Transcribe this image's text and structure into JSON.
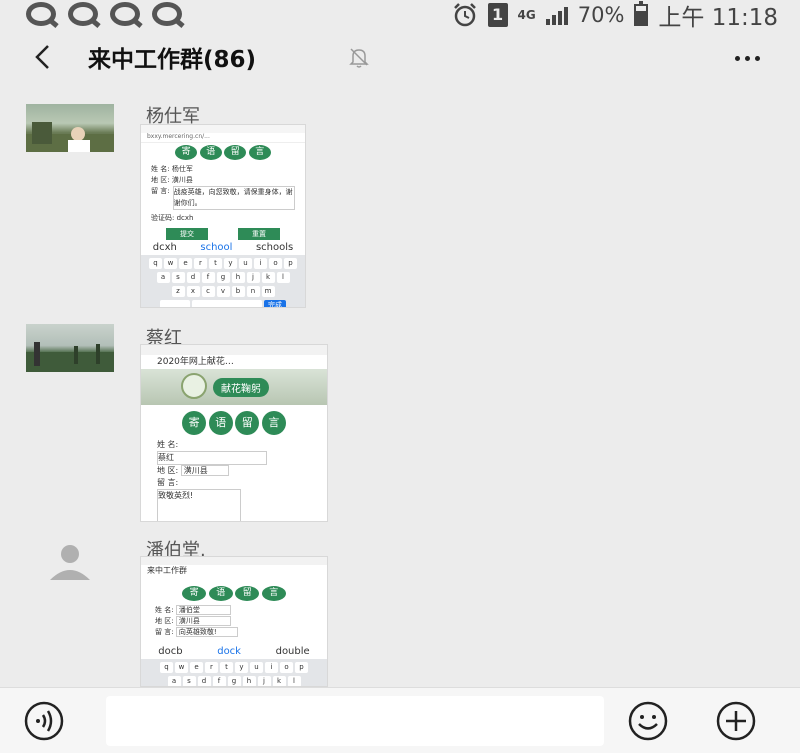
{
  "status_bar": {
    "network": "4G",
    "sim_slot": "1",
    "battery": "70%",
    "time": "上午 11:18"
  },
  "header": {
    "back_icon": "chevron-left-icon",
    "title": "来中工作群(86)",
    "mute_icon": "bell-off-icon",
    "more_icon": "more-dots-icon"
  },
  "messages": [
    {
      "sender": "杨仕军",
      "thumb": {
        "url": "bxxy.mercering.cn/...",
        "buttons": [
          "寄",
          "语",
          "留",
          "言"
        ],
        "fields": [
          {
            "label": "姓 名:",
            "value": "杨仕军"
          },
          {
            "label": "地 区:",
            "value": "潢川县"
          },
          {
            "label": "留 言:",
            "value": "战疫英雄，向您致敬，请保重身体，谢谢你们。"
          }
        ],
        "code_label": "验证码:",
        "code_value": "dcxh",
        "submit": "提交",
        "reset": "重置",
        "suggestions": [
          "dcxh",
          "school",
          "schools"
        ],
        "rows": [
          [
            "q",
            "w",
            "e",
            "r",
            "t",
            "y",
            "u",
            "i",
            "o",
            "p"
          ],
          [
            "a",
            "s",
            "d",
            "f",
            "g",
            "h",
            "j",
            "k",
            "l"
          ],
          [
            "z",
            "x",
            "c",
            "v",
            "b",
            "n",
            "m"
          ]
        ],
        "done": "完成"
      }
    },
    {
      "sender": "蔡红",
      "thumb": {
        "page_title": "2020年网上献花…",
        "banner": "献花鞠躬",
        "buttons": [
          "寄",
          "语",
          "留",
          "言"
        ],
        "fields": [
          {
            "label": "姓 名:",
            "value": "蔡红"
          },
          {
            "label": "地 区:",
            "value": "潢川县"
          },
          {
            "label": "留 言:",
            "value": "致敬英烈!"
          }
        ]
      }
    },
    {
      "sender": "潘伯堂.",
      "thumb": {
        "chat_header": "来中工作群",
        "buttons": [
          "寄",
          "语",
          "留",
          "言"
        ],
        "fields": [
          {
            "label": "姓 名:",
            "value": "潘伯堂"
          },
          {
            "label": "地 区:",
            "value": "潢川县"
          },
          {
            "label": "留 言:",
            "value": "向英雄致敬!"
          }
        ],
        "suggestions": [
          "docb",
          "dock",
          "double"
        ]
      }
    }
  ],
  "input_bar": {
    "voice_icon": "voice-icon",
    "emoji_icon": "emoji-icon",
    "plus_icon": "plus-icon",
    "text_value": ""
  }
}
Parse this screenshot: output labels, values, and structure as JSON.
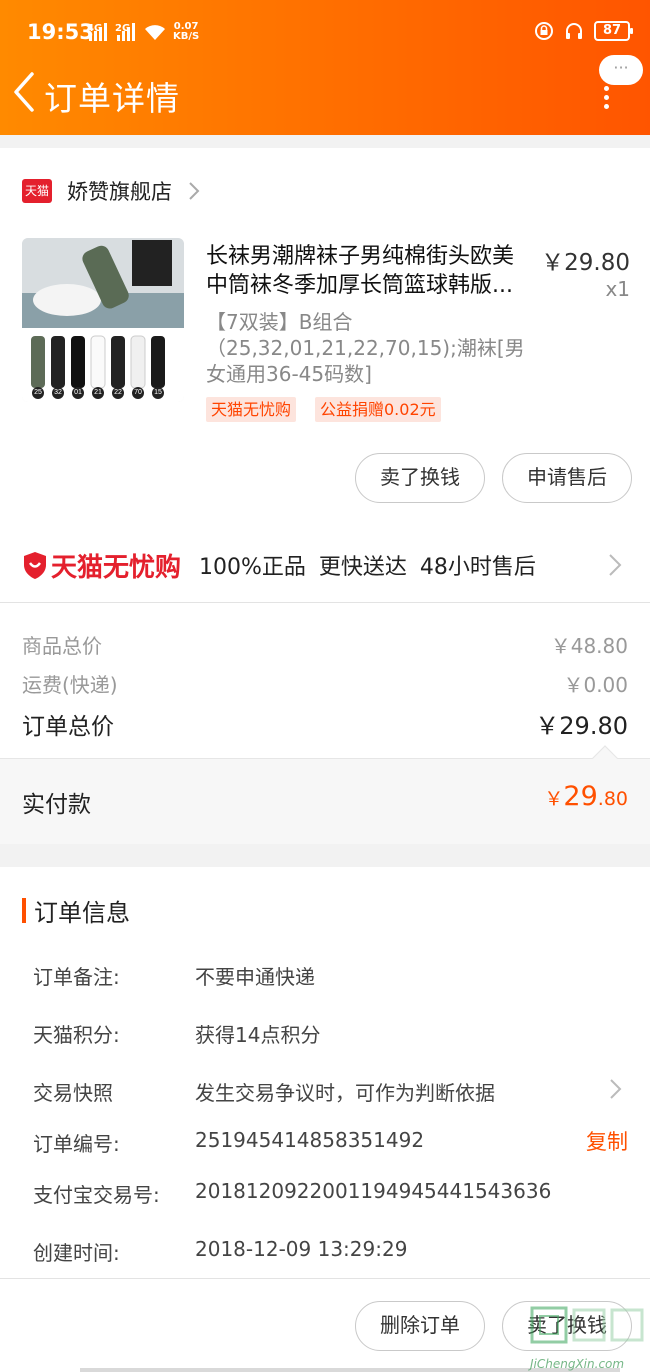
{
  "status_bar": {
    "time": "19:53",
    "sig1": "4G",
    "sig2": "2G",
    "speed_value": "0.07",
    "speed_unit": "KB/S",
    "battery": "87"
  },
  "header": {
    "title": "订单详情",
    "more_label": "···"
  },
  "store": {
    "logo_text": "天猫",
    "name": "娇赞旗舰店"
  },
  "product": {
    "title": "长袜男潮牌袜子男纯棉街头欧美中筒袜冬季加厚长筒篮球韩版...",
    "price": "￥29.80",
    "quantity": "x1",
    "sku": "【7双装】B组合（25,32,01,21,22,70,15);潮袜[男女通用36-45码数]",
    "tags": [
      "天猫无忧购",
      "公益捐赠0.02元"
    ],
    "sock_numbers": [
      "25",
      "32",
      "01",
      "21",
      "22",
      "70",
      "15"
    ]
  },
  "item_actions": {
    "sell_label": "卖了换钱",
    "aftersale_label": "申请售后"
  },
  "worry_free": {
    "brand": "天猫无忧购",
    "features": "100%正品 更快送达 48小时售后"
  },
  "summary": {
    "goods_label": "商品总价",
    "goods_value": "￥48.80",
    "shipping_label": "运费(快递)",
    "shipping_value": "￥0.00",
    "total_label": "订单总价",
    "total_value": "￥29.80",
    "paid_label": "实付款",
    "paid_currency": "￥",
    "paid_int": "29",
    "paid_dec": ".80"
  },
  "order_info": {
    "title": "订单信息",
    "rows": [
      {
        "key": "订单备注:",
        "value": "不要申通快递"
      },
      {
        "key": "天猫积分:",
        "value": "获得14点积分"
      },
      {
        "key": "交易快照",
        "value": "发生交易争议时，可作为判断依据"
      },
      {
        "key": "订单编号:",
        "value": "251945414858351492"
      },
      {
        "key": "支付宝交易号:",
        "value": "2018120922001194945441543636"
      },
      {
        "key": "创建时间:",
        "value": "2018-12-09 13:29:29"
      }
    ],
    "copy_label": "复制"
  },
  "bottom_actions": {
    "delete_label": "删除订单",
    "sell_label": "卖了换钱"
  },
  "watermark": {
    "text": "JiChengXin.com"
  },
  "colors": {
    "brand_orange": "#ff6a00",
    "accent": "#ff5000",
    "tmall_red": "#e4202d"
  }
}
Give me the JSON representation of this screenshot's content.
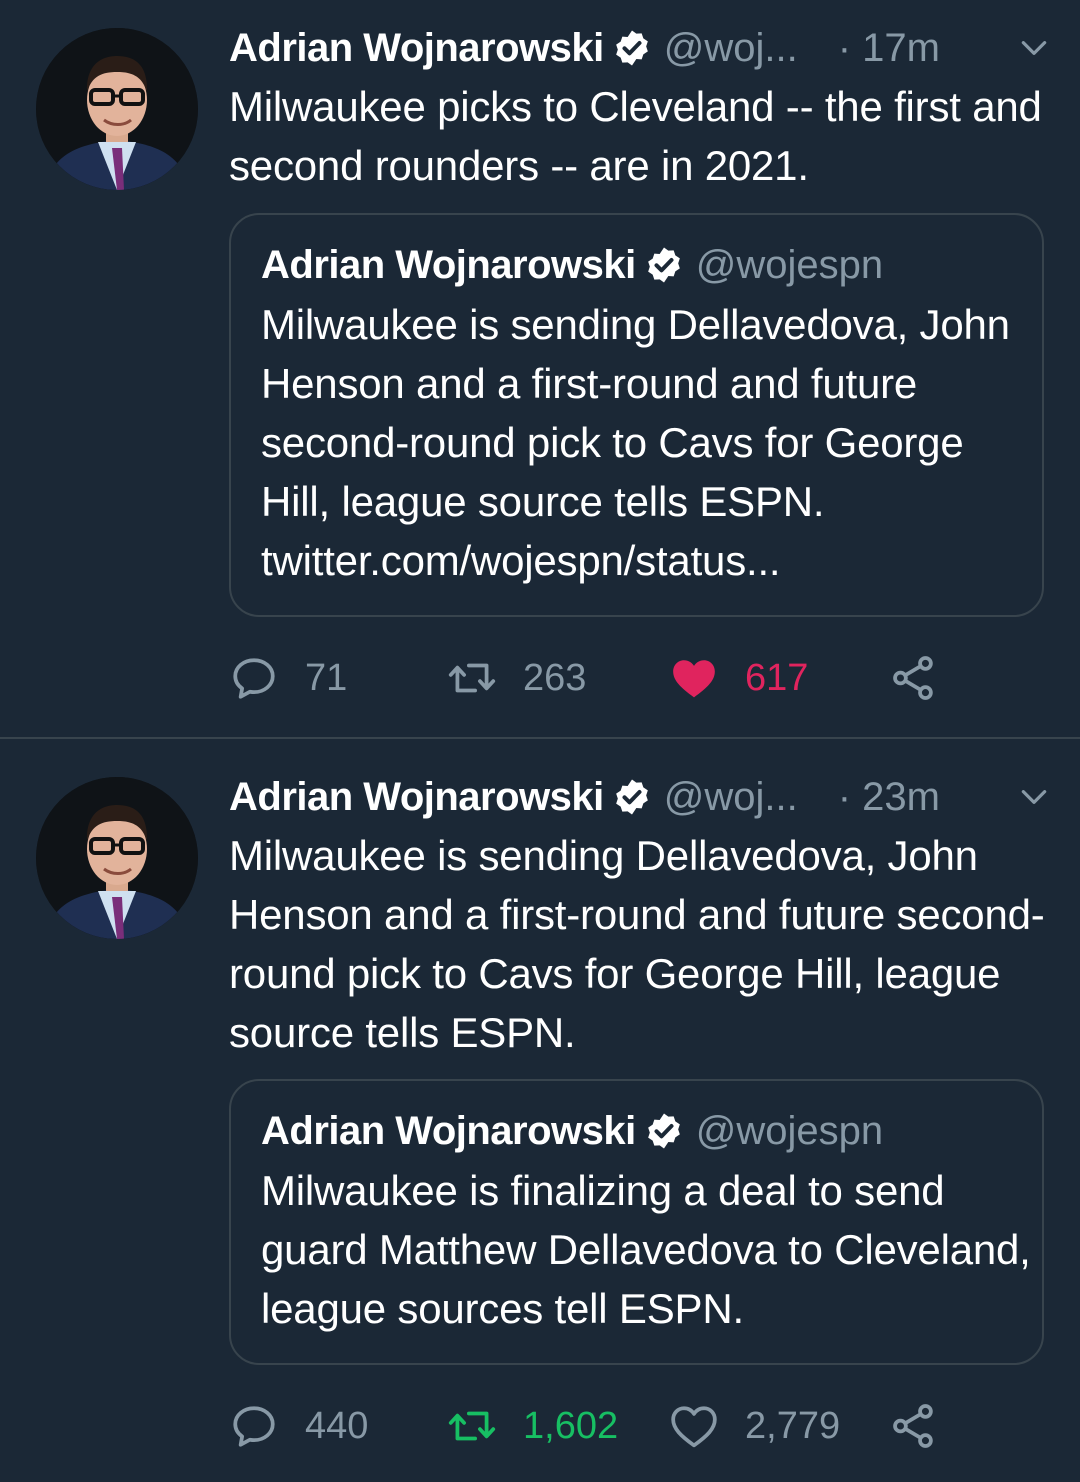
{
  "colors": {
    "background": "#1b2836",
    "secondary_text": "#8899a6",
    "border": "#38444d",
    "like_active": "#e0245e",
    "retweet_active": "#17bf63",
    "verified_badge": "#ffffff"
  },
  "tweets": [
    {
      "author_name": "Adrian Wojnarowski",
      "author_handle": "@woj...",
      "time": "· 17m",
      "text": "Milwaukee picks to Cleveland -- the first and second rounders -- are in 2021.",
      "quote": {
        "author_name": "Adrian Wojnarowski",
        "author_handle": "@wojespn",
        "text": "Milwaukee is sending Dellavedova, John Henson and a first-round and future second-round pick to Cavs for George Hill, league source tells ESPN.",
        "link": "twitter.com/wojespn/status..."
      },
      "actions": {
        "replies": "71",
        "retweets": "263",
        "likes": "617",
        "liked": true,
        "retweeted": false
      },
      "icons": [
        "verified-icon",
        "chevron-down-icon",
        "reply-icon",
        "retweet-icon",
        "heart-icon",
        "share-icon"
      ]
    },
    {
      "author_name": "Adrian Wojnarowski",
      "author_handle": "@woj...",
      "time": "· 23m",
      "text": "Milwaukee is sending Dellavedova, John Henson and a first-round and future second-round pick to Cavs for George Hill, league source tells ESPN.",
      "quote": {
        "author_name": "Adrian Wojnarowski",
        "author_handle": "@wojespn",
        "text": "Milwaukee is finalizing a deal to send guard Matthew Dellavedova to Cleveland, league sources tell ESPN."
      },
      "actions": {
        "replies": "440",
        "retweets": "1,602",
        "likes": "2,779",
        "liked": false,
        "retweeted": true
      },
      "icons": [
        "verified-icon",
        "chevron-down-icon",
        "reply-icon",
        "retweet-icon",
        "heart-outline-icon",
        "share-icon"
      ]
    }
  ]
}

• _EXERCISE DETAILS_
From the material above, copy everything exactly but the pictures.

• _THE REPLY_
Transcribe this image's text and structure into JSON.
{
  "status_bar": {
    "network": "4G",
    "sim_slot": "1",
    "battery": "70%",
    "time": "上午 11:18"
  },
  "header": {
    "back_icon": "chevron-left-icon",
    "title": "来中工作群(86)",
    "mute_icon": "bell-off-icon",
    "more_icon": "more-dots-icon"
  },
  "messages": [
    {
      "sender": "杨仕军",
      "thumb": {
        "url": "bxxy.mercering.cn/...",
        "buttons": [
          "寄",
          "语",
          "留",
          "言"
        ],
        "fields": [
          {
            "label": "姓 名:",
            "value": "杨仕军"
          },
          {
            "label": "地 区:",
            "value": "潢川县"
          },
          {
            "label": "留 言:",
            "value": "战疫英雄，向您致敬，请保重身体，谢谢你们。"
          }
        ],
        "code_label": "验证码:",
        "code_value": "dcxh",
        "submit": "提交",
        "reset": "重置",
        "suggestions": [
          "dcxh",
          "school",
          "schools"
        ],
        "rows": [
          [
            "q",
            "w",
            "e",
            "r",
            "t",
            "y",
            "u",
            "i",
            "o",
            "p"
          ],
          [
            "a",
            "s",
            "d",
            "f",
            "g",
            "h",
            "j",
            "k",
            "l"
          ],
          [
            "z",
            "x",
            "c",
            "v",
            "b",
            "n",
            "m"
          ]
        ],
        "done": "完成"
      }
    },
    {
      "sender": "蔡红",
      "thumb": {
        "page_title": "2020年网上献花…",
        "banner": "献花鞠躬",
        "buttons": [
          "寄",
          "语",
          "留",
          "言"
        ],
        "fields": [
          {
            "label": "姓 名:",
            "value": "蔡红"
          },
          {
            "label": "地 区:",
            "value": "潢川县"
          },
          {
            "label": "留 言:",
            "value": "致敬英烈!"
          }
        ]
      }
    },
    {
      "sender": "潘伯堂.",
      "thumb": {
        "chat_header": "来中工作群",
        "buttons": [
          "寄",
          "语",
          "留",
          "言"
        ],
        "fields": [
          {
            "label": "姓 名:",
            "value": "潘伯堂"
          },
          {
            "label": "地 区:",
            "value": "潢川县"
          },
          {
            "label": "留 言:",
            "value": "向英雄致敬!"
          }
        ],
        "suggestions": [
          "docb",
          "dock",
          "double"
        ]
      }
    }
  ],
  "input_bar": {
    "voice_icon": "voice-icon",
    "emoji_icon": "emoji-icon",
    "plus_icon": "plus-icon",
    "text_value": ""
  }
}
Parse this screenshot: output labels, values, and structure as JSON.
{
  "status_bar": {
    "time": "19:53",
    "sig1": "4G",
    "sig2": "2G",
    "speed_value": "0.07",
    "speed_unit": "KB/S",
    "battery": "87"
  },
  "header": {
    "title": "订单详情",
    "more_label": "···"
  },
  "store": {
    "logo_text": "天猫",
    "name": "娇赞旗舰店"
  },
  "product": {
    "title": "长袜男潮牌袜子男纯棉街头欧美中筒袜冬季加厚长筒篮球韩版...",
    "price": "￥29.80",
    "quantity": "x1",
    "sku": "【7双装】B组合（25,32,01,21,22,70,15);潮袜[男女通用36-45码数]",
    "tags": [
      "天猫无忧购",
      "公益捐赠0.02元"
    ],
    "sock_numbers": [
      "25",
      "32",
      "01",
      "21",
      "22",
      "70",
      "15"
    ]
  },
  "item_actions": {
    "sell_label": "卖了换钱",
    "aftersale_label": "申请售后"
  },
  "worry_free": {
    "brand": "天猫无忧购",
    "features": "100%正品 更快送达 48小时售后"
  },
  "summary": {
    "goods_label": "商品总价",
    "goods_value": "￥48.80",
    "shipping_label": "运费(快递)",
    "shipping_value": "￥0.00",
    "total_label": "订单总价",
    "total_value": "￥29.80",
    "paid_label": "实付款",
    "paid_currency": "￥",
    "paid_int": "29",
    "paid_dec": ".80"
  },
  "order_info": {
    "title": "订单信息",
    "rows": [
      {
        "key": "订单备注:",
        "value": "不要申通快递"
      },
      {
        "key": "天猫积分:",
        "value": "获得14点积分"
      },
      {
        "key": "交易快照",
        "value": "发生交易争议时，可作为判断依据"
      },
      {
        "key": "订单编号:",
        "value": "251945414858351492"
      },
      {
        "key": "支付宝交易号:",
        "value": "2018120922001194945441543636"
      },
      {
        "key": "创建时间:",
        "value": "2018-12-09 13:29:29"
      }
    ],
    "copy_label": "复制"
  },
  "bottom_actions": {
    "delete_label": "删除订单",
    "sell_label": "卖了换钱"
  },
  "watermark": {
    "text": "JiChengXin.com"
  },
  "colors": {
    "brand_orange": "#ff6a00",
    "accent": "#ff5000",
    "tmall_red": "#e4202d"
  }
}
Give me the JSON representation of this screenshot's content.
{
  "colors": {
    "background": "#1b2836",
    "secondary_text": "#8899a6",
    "border": "#38444d",
    "like_active": "#e0245e",
    "retweet_active": "#17bf63",
    "verified_badge": "#ffffff"
  },
  "tweets": [
    {
      "author_name": "Adrian Wojnarowski",
      "author_handle": "@woj...",
      "time": "· 17m",
      "text": "Milwaukee picks to Cleveland -- the first and second rounders -- are in 2021.",
      "quote": {
        "author_name": "Adrian Wojnarowski",
        "author_handle": "@wojespn",
        "text": "Milwaukee is sending Dellavedova, John Henson and a first-round and future second-round pick to Cavs for George Hill, league source tells ESPN.",
        "link": "twitter.com/wojespn/status..."
      },
      "actions": {
        "replies": "71",
        "retweets": "263",
        "likes": "617",
        "liked": true,
        "retweeted": false
      },
      "icons": [
        "verified-icon",
        "chevron-down-icon",
        "reply-icon",
        "retweet-icon",
        "heart-icon",
        "share-icon"
      ]
    },
    {
      "author_name": "Adrian Wojnarowski",
      "author_handle": "@woj...",
      "time": "· 23m",
      "text": "Milwaukee is sending Dellavedova, John Henson and a first-round and future second-round pick to Cavs for George Hill, league source tells ESPN.",
      "quote": {
        "author_name": "Adrian Wojnarowski",
        "author_handle": "@wojespn",
        "text": "Milwaukee is finalizing a deal to send guard Matthew Dellavedova to Cleveland, league sources tell ESPN."
      },
      "actions": {
        "replies": "440",
        "retweets": "1,602",
        "likes": "2,779",
        "liked": false,
        "retweeted": true
      },
      "icons": [
        "verified-icon",
        "chevron-down-icon",
        "reply-icon",
        "retweet-icon",
        "heart-outline-icon",
        "share-icon"
      ]
    }
  ]
}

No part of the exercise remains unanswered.